What you have to do: Check every line of the entries for "động", and copy the lines that hold it.

Given data:

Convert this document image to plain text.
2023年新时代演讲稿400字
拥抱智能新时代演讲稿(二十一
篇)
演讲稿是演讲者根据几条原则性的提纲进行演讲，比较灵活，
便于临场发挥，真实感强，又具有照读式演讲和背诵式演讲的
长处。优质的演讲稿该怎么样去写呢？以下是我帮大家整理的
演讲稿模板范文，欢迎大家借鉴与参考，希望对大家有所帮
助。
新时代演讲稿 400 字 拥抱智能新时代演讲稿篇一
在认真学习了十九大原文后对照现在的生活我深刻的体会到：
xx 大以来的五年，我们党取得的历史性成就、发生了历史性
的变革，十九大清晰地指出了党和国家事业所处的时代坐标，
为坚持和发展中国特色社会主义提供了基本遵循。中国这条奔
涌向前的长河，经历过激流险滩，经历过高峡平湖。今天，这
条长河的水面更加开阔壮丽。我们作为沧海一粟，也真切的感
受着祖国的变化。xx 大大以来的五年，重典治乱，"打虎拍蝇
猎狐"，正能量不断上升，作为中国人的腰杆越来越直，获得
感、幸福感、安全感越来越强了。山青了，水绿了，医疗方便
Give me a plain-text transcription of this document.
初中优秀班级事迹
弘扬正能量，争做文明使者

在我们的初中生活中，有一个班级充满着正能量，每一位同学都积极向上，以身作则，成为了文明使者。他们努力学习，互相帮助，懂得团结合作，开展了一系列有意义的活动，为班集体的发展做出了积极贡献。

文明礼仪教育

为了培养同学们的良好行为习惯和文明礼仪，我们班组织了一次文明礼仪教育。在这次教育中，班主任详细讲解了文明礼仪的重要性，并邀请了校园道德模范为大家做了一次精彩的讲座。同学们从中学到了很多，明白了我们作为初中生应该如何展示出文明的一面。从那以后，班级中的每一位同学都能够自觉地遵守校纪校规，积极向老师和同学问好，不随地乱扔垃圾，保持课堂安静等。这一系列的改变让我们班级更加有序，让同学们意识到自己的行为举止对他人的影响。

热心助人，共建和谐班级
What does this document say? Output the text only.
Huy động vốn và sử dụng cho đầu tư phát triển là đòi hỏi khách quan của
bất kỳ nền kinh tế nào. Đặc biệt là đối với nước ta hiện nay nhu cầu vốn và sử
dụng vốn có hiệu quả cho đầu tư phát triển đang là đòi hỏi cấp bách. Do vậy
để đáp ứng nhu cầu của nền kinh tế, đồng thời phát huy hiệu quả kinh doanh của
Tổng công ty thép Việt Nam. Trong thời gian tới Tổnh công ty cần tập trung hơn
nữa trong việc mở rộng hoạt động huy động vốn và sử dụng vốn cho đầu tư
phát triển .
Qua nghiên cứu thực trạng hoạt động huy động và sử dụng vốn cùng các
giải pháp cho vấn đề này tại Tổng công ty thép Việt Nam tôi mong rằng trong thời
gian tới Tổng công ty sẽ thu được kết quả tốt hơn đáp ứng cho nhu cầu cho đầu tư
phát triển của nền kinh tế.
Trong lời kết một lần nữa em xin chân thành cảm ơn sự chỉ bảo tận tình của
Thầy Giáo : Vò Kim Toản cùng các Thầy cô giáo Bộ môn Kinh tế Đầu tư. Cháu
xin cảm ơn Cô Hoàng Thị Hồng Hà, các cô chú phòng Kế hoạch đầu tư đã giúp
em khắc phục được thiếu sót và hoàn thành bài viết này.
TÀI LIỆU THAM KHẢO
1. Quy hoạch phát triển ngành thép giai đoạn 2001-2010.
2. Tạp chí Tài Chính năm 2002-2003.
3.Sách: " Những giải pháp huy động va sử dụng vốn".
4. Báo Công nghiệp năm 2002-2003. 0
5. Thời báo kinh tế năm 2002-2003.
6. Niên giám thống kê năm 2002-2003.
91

Output below:
Huy động vốn và sử dụng cho đầu tư phát triển là đòi hỏi khách quan của
nữa trong việc mở rộng hoạt động huy động vốn và sử dụng vốn cho đầu tư
Qua nghiên cứu thực trạng hoạt động huy động và sử dụng vốn cùng các
3.Sách: " Những giải pháp huy động va sử dụng vốn".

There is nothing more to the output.